**The task**: Copy nothing but the text: reproduce each line of the listing exactly and leave the pictures out.

**Working data**:
-------

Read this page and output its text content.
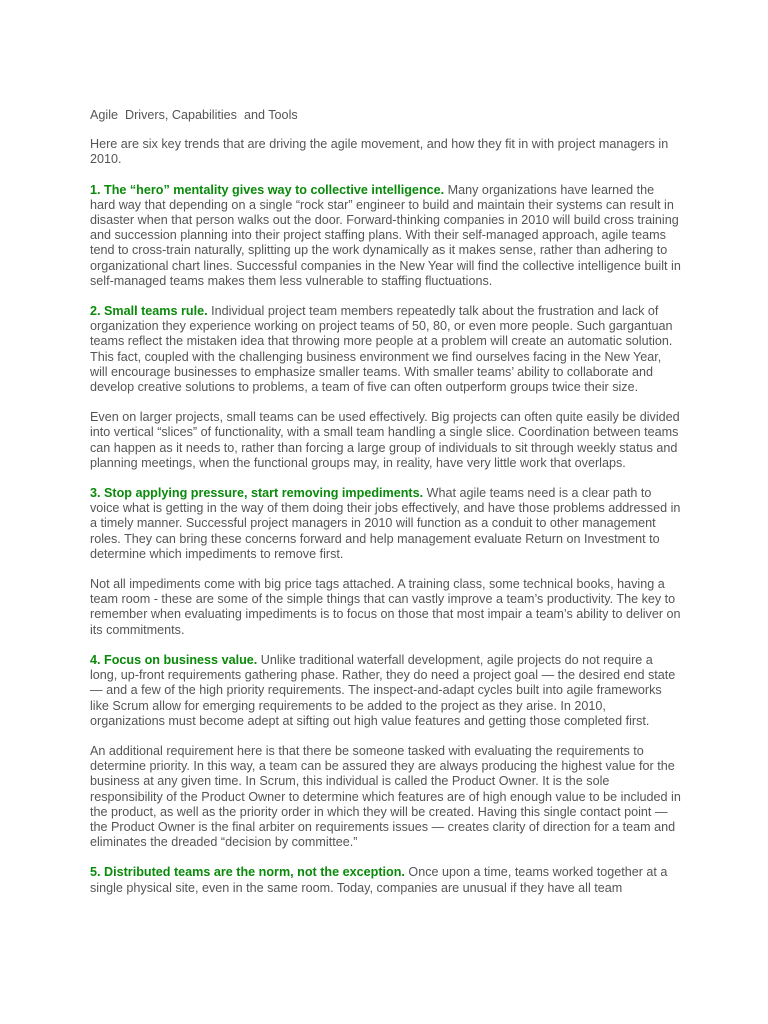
Agile  Drivers, Capabilities  and Tools

Here are six key trends that are driving the agile movement, and how they fit in with project managers in 2010.

1. The “hero” mentality gives way to collective intelligence. Many organizations have learned the hard way that depending on a single “rock star” engineer to build and maintain their systems can result in disaster when that person walks out the door. Forward-thinking companies in 2010 will build cross training and succession planning into their project staffing plans. With their self-managed approach, agile teams tend to cross-train naturally, splitting up the work dynamically as it makes sense, rather than adhering to organizational chart lines. Successful companies in the New Year will find the collective intelligence built in self-managed teams makes them less vulnerable to staffing fluctuations.

2. Small teams rule. Individual project team members repeatedly talk about the frustration and lack of organization they experience working on project teams of 50, 80, or even more people. Such gargantuan teams reflect the mistaken idea that throwing more people at a problem will create an automatic solution. This fact, coupled with the challenging business environment we find ourselves facing in the New Year, will encourage businesses to emphasize smaller teams. With smaller teams’ ability to collaborate and develop creative solutions to problems, a team of five can often outperform groups twice their size.

Even on larger projects, small teams can be used effectively. Big projects can often quite easily be divided into vertical “slices” of functionality, with a small team handling a single slice. Coordination between teams can happen as it needs to, rather than forcing a large group of individuals to sit through weekly status and planning meetings, when the functional groups may, in reality, have very little work that overlaps.

3. Stop applying pressure, start removing impediments. What agile teams need is a clear path to voice what is getting in the way of them doing their jobs effectively, and have those problems addressed in a timely manner. Successful project managers in 2010 will function as a conduit to other management roles. They can bring these concerns forward and help management evaluate Return on Investment to determine which impediments to remove first.

Not all impediments come with big price tags attached. A training class, some technical books, having a team room - these are some of the simple things that can vastly improve a team’s productivity. The key to remember when evaluating impediments is to focus on those that most impair a team’s ability to deliver on its commitments.

4. Focus on business value. Unlike traditional waterfall development, agile projects do not require a long, up-front requirements gathering phase. Rather, they do need a project goal — the desired end state — and a few of the high priority requirements. The inspect-and-adapt cycles built into agile frameworks like Scrum allow for emerging requirements to be added to the project as they arise. In 2010, organizations must become adept at sifting out high value features and getting those completed first.

An additional requirement here is that there be someone tasked with evaluating the requirements to determine priority. In this way, a team can be assured they are always producing the highest value for the business at any given time. In Scrum, this individual is called the Product Owner. It is the sole responsibility of the Product Owner to determine which features are of high enough value to be included in the product, as well as the priority order in which they will be created. Having this single contact point — the Product Owner is the final arbiter on requirements issues — creates clarity of direction for a team and eliminates the dreaded “decision by committee.”

5. Distributed teams are the norm, not the exception. Once upon a time, teams worked together at a single physical site, even in the same room. Today, companies are unusual if they have all team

-------

**Exercise result**:
Read this page and output its text content.
Agile  Drivers, Capabilities  and Tools

Here are six key trends that are driving the agile movement, and how they fit in with project managers in 2010.

1. The “hero” mentality gives way to collective intelligence. Many organizations have learned the hard way that depending on a single “rock star” engineer to build and maintain their systems can result in disaster when that person walks out the door. Forward-thinking companies in 2010 will build cross training and succession planning into their project staffing plans. With their self-managed approach, agile teams tend to cross-train naturally, splitting up the work dynamically as it makes sense, rather than adhering to organizational chart lines. Successful companies in the New Year will find the collective intelligence built in self-managed teams makes them less vulnerable to staffing fluctuations.

2. Small teams rule. Individual project team members repeatedly talk about the frustration and lack of organization they experience working on project teams of 50, 80, or even more people. Such gargantuan teams reflect the mistaken idea that throwing more people at a problem will create an automatic solution. This fact, coupled with the challenging business environment we find ourselves facing in the New Year, will encourage businesses to emphasize smaller teams. With smaller teams’ ability to collaborate and develop creative solutions to problems, a team of five can often outperform groups twice their size.

Even on larger projects, small teams can be used effectively. Big projects can often quite easily be divided into vertical “slices” of functionality, with a small team handling a single slice. Coordination between teams can happen as it needs to, rather than forcing a large group of individuals to sit through weekly status and planning meetings, when the functional groups may, in reality, have very little work that overlaps.

3. Stop applying pressure, start removing impediments. What agile teams need is a clear path to voice what is getting in the way of them doing their jobs effectively, and have those problems addressed in a timely manner. Successful project managers in 2010 will function as a conduit to other management roles. They can bring these concerns forward and help management evaluate Return on Investment to determine which impediments to remove first.

Not all impediments come with big price tags attached. A training class, some technical books, having a team room - these are some of the simple things that can vastly improve a team’s productivity. The key to remember when evaluating impediments is to focus on those that most impair a team’s ability to deliver on its commitments.

4. Focus on business value. Unlike traditional waterfall development, agile projects do not require a long, up-front requirements gathering phase. Rather, they do need a project goal — the desired end state — and a few of the high priority requirements. The inspect-and-adapt cycles built into agile frameworks like Scrum allow for emerging requirements to be added to the project as they arise. In 2010, organizations must become adept at sifting out high value features and getting those completed first.

An additional requirement here is that there be someone tasked with evaluating the requirements to determine priority. In this way, a team can be assured they are always producing the highest value for the business at any given time. In Scrum, this individual is called the Product Owner. It is the sole responsibility of the Product Owner to determine which features are of high enough value to be included in the product, as well as the priority order in which they will be created. Having this single contact point — the Product Owner is the final arbiter on requirements issues — creates clarity of direction for a team and eliminates the dreaded “decision by committee.”

5. Distributed teams are the norm, not the exception. Once upon a time, teams worked together at a single physical site, even in the same room. Today, companies are unusual if they have all team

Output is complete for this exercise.